→ REQUIRED TASK:
Convert the lines of the items below into a Markdown table with the columns "Row" and "Line", numbering each row, skipping blank lines and leaving out the pictures.

++++ STORED ROWS ++++

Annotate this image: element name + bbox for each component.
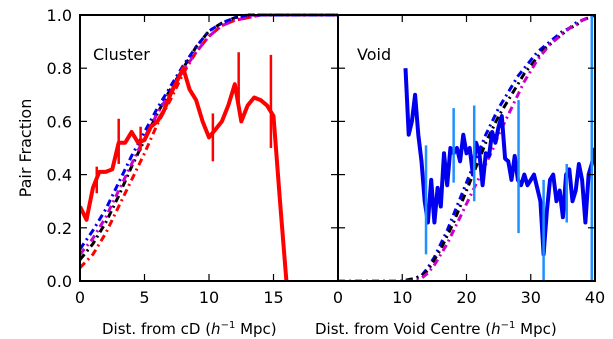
panel-label: Cluster (93, 45, 150, 64)
x-tick-label: 0 (75, 288, 85, 307)
series-line-2 (80, 13, 338, 261)
x-axis-label-cluster: Dist. from cD (h−1 Mpc) (102, 320, 277, 338)
x-tick-label: 20 (456, 288, 476, 307)
y-axis-label: Pair Fraction (16, 99, 35, 198)
x-axis-label-void: Dist. from Void Centre (h−1 Mpc) (315, 320, 557, 338)
x-tick-label: 40 (585, 288, 605, 307)
series-line-0 (80, 66, 289, 281)
series-line-3 (338, 13, 595, 281)
panel-label: Void (357, 45, 391, 64)
plot-area (338, 13, 595, 281)
y-tick-label: 1.0 (47, 6, 72, 25)
x-tick-label: 10 (392, 288, 412, 307)
y-tick-label: 0.8 (47, 59, 72, 78)
x-tick-label: 10 (199, 288, 219, 307)
cluster-panel: 0 5 10 15 0.0 0.2 0.4 0.6 0.8 1.0 Cluster (47, 6, 339, 307)
x-tick-label: 30 (521, 288, 541, 307)
x-tick-label: 0 (333, 288, 343, 307)
y-tick-label: 0.0 (47, 272, 72, 291)
void-panel: 0 10 20 30 40 Void (333, 13, 605, 307)
y-tick-label: 0.2 (47, 219, 72, 238)
series-line-0 (403, 68, 595, 257)
x-tick-label: 5 (139, 288, 149, 307)
y-tick-label: 0.4 (47, 166, 72, 185)
x-tick-label: 15 (263, 288, 283, 307)
y-tick-label: 0.6 (47, 112, 72, 131)
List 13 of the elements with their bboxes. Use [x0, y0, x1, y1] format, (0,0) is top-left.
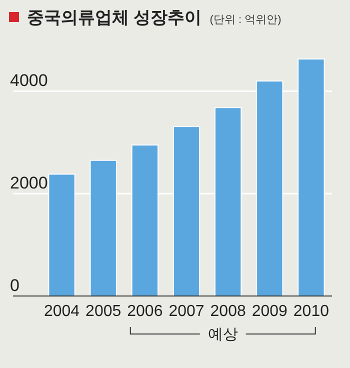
chart-title: 중국의류업체 성장추이: [27, 8, 202, 27]
y-tick-label: 2000: [10, 174, 48, 193]
text: 예상: [208, 326, 238, 343]
y-tick-label: 4000: [10, 71, 48, 90]
chart-subtitle: (단위 : 억위안): [210, 14, 282, 26]
x-tick-label: 2010: [293, 303, 330, 320]
x-tick-label: 2005: [86, 303, 122, 320]
y-tick-label: 0: [10, 276, 20, 295]
x-tick-label: 2008: [210, 303, 246, 320]
x-tick-label: 2007: [168, 303, 204, 320]
x-tick-label: 2006: [127, 303, 163, 320]
x-tick-label: 2009: [252, 303, 288, 320]
x-tick-label: 2004: [44, 303, 80, 320]
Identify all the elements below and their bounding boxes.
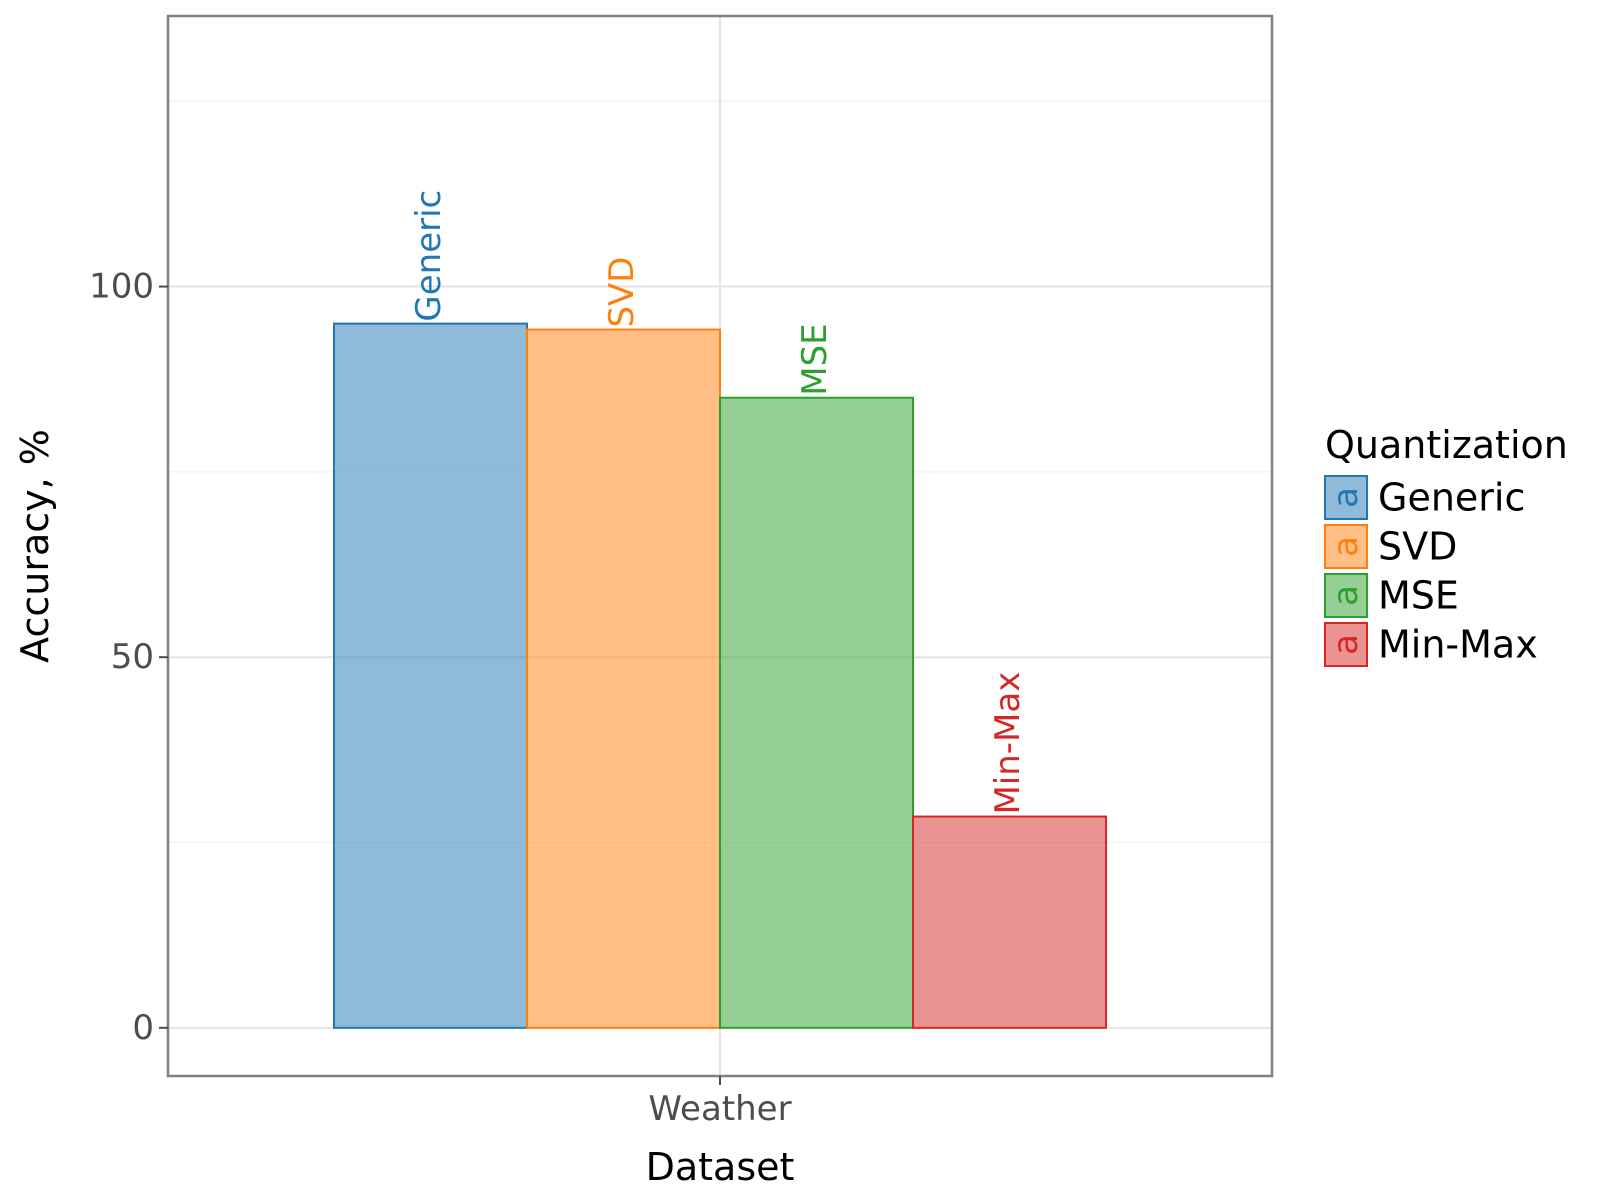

++++

→ THE OUTPUT:
| Row | Line |
|---|---|
| 1 | Annotate this image: element name + bbox for each component. |
| 2 | panel-label: Cluster (93, 45, 150, 64) |
| 3 | x-tick-label: 0 (75, 288, 85, 307) |
| 4 | series-line-2 (80, 13, 338, 261) |
| 5 | x-axis-label-cluster: Dist. from cD (h−1 Mpc) (102, 320, 277, 338) |
| 6 | x-tick-label: 20 (456, 288, 476, 307) |
| 7 | y-axis-label: Pair Fraction (16, 99, 35, 198) |
| 8 | x-axis-label-void: Dist. from Void Centre (h−1 Mpc) (315, 320, 557, 338) |
| 9 | x-tick-label: 40 (585, 288, 605, 307) |
| 10 | series-line-0 (80, 66, 289, 281) |
| 11 | series-line-3 (338, 13, 595, 281) |
| 12 | panel-label: Void (357, 45, 391, 64) |
| 13 | plot-area (338, 13, 595, 281) |
| 14 | y-tick-label: 1.0 (47, 6, 72, 25) |
| 15 | x-tick-label: 10 (392, 288, 412, 307) |
| 16 | y-tick-label: 0.8 (47, 59, 72, 78) |
| 17 | x-tick-label: 10 (199, 288, 219, 307) |
| 18 | cluster-panel: 0 5 10 15 0.0 0.2 0.4 0.6 0.8 1.0 Cluster (47, 6, 339, 307) |
| 19 | x-tick-label: 30 (521, 288, 541, 307) |
| 20 | x-tick-label: 0 (333, 288, 343, 307) |
| 21 | y-tick-label: 0.0 (47, 272, 72, 291) |
| 22 | void-panel: 0 10 20 30 40 Void (333, 13, 605, 307) |
| 23 | y-tick-label: 0.2 (47, 219, 72, 238) |
| 24 | series-line-0 (403, 68, 595, 257) |
| 25 | x-tick-label: 5 (139, 288, 149, 307) |
| 26 | y-tick-label: 0.4 (47, 166, 72, 185) |
| 27 | x-tick-label: 15 (263, 288, 283, 307) |
| 28 | y-tick-label: 0.6 (47, 112, 72, 131) |
| 29 | List 13 of the elements with their bboxes. Use [x0, y0, x1, y1] format, (0,0) is top-left. |
| 30 | chart-title: 중국의류업체 성장추이: [27, 8, 202, 27] |
| 31 | y-tick-label: 2000: [10, 174, 48, 193] |
| 32 | text: 예상: [208, 326, 238, 343] |
| 33 | y-tick-label: 4000: [10, 71, 48, 90] |
| 34 | chart-subtitle: (단위 : 억위안): [210, 14, 282, 26] |
| 35 | x-tick-label: 2010: [293, 303, 330, 320] |
| 36 | x-tick-label: 2005: [86, 303, 122, 320] |
| 37 | y-tick-label: 0: [10, 276, 20, 295] |
| 38 | x-tick-label: 2008: [210, 303, 246, 320] |
| 39 | x-tick-label: 2007: [168, 303, 204, 320] |
| 40 | x-tick-label: 2006: [127, 303, 163, 320] |
| 41 | x-tick-label: 2009: [252, 303, 288, 320] |
| 42 | x-tick-label: 2004: [44, 303, 80, 320] |
| 43 | Identify all the elements below and their bounding boxes. |